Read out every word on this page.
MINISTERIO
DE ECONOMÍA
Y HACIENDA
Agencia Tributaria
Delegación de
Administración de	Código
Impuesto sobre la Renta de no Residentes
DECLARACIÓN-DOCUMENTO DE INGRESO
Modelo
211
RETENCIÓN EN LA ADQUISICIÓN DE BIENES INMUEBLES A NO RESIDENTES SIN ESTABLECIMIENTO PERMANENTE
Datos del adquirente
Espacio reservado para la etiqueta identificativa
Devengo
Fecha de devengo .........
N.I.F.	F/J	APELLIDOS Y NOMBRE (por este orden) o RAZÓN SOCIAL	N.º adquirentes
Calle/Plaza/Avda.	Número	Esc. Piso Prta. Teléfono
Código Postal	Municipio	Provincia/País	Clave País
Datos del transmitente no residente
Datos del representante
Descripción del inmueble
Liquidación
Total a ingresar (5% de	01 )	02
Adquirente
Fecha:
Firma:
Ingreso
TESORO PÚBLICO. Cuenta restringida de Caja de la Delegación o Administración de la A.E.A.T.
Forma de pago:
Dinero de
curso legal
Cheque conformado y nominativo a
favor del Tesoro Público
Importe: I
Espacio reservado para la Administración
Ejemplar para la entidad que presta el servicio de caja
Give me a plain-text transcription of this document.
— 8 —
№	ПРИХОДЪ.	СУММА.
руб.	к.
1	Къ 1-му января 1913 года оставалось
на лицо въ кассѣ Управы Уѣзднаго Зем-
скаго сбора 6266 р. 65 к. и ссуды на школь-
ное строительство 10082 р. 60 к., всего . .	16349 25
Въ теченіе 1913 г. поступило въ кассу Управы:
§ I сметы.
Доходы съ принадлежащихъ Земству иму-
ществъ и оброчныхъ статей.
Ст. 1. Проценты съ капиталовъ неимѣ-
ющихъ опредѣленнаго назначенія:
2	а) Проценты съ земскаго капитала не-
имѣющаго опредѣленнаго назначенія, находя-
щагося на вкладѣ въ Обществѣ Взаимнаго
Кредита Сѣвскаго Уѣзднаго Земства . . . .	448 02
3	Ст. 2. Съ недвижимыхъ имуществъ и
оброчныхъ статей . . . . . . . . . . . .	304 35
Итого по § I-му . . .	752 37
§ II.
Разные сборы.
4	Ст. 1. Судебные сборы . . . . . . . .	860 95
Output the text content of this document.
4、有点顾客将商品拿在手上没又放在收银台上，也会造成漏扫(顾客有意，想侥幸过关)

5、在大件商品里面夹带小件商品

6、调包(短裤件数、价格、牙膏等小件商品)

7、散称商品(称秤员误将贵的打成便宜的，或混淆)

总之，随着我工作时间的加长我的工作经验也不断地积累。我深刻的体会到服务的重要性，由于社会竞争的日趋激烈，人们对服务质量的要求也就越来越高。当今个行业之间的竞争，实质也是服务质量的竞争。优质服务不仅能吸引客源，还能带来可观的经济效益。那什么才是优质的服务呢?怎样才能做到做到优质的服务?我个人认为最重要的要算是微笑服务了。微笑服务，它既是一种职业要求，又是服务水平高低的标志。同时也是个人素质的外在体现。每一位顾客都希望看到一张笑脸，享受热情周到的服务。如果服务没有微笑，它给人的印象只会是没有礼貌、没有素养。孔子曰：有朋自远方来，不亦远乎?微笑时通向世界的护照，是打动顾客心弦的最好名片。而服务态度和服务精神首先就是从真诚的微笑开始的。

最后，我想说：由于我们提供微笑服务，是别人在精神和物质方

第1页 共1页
────────
• _Exercise description_: Search the data for the word "text" and copy each line where it appears.

• _Exercise solution_:
Give me a plain-text transcription of this document.
Output the text content of this document.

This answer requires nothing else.